→ **What you have to do**
Copy out each line of the listing that has the word "mmHg" in it.

→ **The data**

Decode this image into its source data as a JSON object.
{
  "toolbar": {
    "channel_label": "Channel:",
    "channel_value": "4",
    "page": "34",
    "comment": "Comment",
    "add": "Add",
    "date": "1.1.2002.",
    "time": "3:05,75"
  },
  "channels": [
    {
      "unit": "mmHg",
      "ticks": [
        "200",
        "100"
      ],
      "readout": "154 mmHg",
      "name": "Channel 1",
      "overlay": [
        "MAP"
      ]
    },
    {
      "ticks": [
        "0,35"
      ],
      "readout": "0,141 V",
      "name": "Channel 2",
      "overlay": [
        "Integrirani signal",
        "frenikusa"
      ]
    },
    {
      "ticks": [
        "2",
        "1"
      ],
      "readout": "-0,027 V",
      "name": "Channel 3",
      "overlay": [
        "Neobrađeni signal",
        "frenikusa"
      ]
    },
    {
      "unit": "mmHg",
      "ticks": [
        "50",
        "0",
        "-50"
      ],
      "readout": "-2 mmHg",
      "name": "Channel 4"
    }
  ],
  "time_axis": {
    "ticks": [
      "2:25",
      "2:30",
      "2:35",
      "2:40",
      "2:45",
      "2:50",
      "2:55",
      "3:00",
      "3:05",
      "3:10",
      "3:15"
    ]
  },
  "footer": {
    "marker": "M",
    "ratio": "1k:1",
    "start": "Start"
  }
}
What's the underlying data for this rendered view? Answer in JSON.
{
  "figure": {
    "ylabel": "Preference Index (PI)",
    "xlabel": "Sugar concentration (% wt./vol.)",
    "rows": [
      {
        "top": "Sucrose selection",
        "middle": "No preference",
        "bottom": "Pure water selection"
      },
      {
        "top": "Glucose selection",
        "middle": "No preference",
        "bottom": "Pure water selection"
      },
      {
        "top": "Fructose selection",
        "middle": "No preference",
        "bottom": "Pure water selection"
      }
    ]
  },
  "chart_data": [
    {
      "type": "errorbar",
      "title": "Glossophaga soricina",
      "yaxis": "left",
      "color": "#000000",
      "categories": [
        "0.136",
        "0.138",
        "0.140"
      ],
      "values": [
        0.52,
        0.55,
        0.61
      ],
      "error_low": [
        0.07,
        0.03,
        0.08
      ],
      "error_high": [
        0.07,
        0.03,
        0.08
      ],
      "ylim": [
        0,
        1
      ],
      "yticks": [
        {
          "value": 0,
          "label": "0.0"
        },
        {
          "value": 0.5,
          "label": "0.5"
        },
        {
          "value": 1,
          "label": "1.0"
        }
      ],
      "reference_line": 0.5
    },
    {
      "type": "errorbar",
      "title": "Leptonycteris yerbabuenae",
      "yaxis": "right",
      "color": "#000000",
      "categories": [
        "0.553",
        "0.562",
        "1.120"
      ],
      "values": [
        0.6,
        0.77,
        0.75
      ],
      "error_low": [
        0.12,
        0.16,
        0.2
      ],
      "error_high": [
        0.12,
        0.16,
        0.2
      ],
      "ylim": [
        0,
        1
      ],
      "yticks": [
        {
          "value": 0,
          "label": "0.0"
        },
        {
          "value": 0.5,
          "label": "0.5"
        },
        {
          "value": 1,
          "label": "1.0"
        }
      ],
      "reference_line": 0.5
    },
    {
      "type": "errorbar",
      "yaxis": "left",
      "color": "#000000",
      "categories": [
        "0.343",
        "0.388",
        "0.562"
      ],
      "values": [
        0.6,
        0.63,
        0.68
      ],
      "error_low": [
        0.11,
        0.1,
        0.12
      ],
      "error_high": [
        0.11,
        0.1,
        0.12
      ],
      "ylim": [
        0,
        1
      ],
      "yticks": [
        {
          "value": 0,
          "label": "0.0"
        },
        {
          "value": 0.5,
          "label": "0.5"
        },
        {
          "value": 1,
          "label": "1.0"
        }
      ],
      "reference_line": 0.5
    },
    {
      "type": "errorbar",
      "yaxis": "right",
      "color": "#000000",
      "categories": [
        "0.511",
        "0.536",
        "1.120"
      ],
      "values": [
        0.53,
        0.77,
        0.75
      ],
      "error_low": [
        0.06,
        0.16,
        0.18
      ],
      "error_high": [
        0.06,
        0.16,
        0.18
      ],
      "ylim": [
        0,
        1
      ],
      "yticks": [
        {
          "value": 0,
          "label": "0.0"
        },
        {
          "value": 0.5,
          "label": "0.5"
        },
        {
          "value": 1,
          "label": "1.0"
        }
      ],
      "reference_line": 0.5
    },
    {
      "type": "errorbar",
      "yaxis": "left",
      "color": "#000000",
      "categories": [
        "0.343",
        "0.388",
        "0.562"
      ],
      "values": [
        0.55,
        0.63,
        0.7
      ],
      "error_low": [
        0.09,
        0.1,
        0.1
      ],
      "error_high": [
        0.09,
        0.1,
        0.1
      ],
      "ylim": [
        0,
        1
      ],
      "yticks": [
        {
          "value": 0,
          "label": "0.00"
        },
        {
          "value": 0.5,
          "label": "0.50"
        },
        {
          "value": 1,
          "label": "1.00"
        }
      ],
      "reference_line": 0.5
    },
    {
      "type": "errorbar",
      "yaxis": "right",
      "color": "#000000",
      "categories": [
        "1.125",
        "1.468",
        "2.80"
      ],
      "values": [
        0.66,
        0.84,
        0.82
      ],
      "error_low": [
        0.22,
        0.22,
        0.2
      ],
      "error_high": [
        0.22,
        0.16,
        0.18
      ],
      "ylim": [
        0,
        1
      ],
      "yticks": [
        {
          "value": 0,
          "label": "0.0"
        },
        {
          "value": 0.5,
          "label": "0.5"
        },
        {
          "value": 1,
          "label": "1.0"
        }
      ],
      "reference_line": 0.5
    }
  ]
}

→ **Answer to the task**
      "unit": "mmHg",
      "readout": "154 mmHg",
      "unit": "mmHg",
      "readout": "-2 mmHg",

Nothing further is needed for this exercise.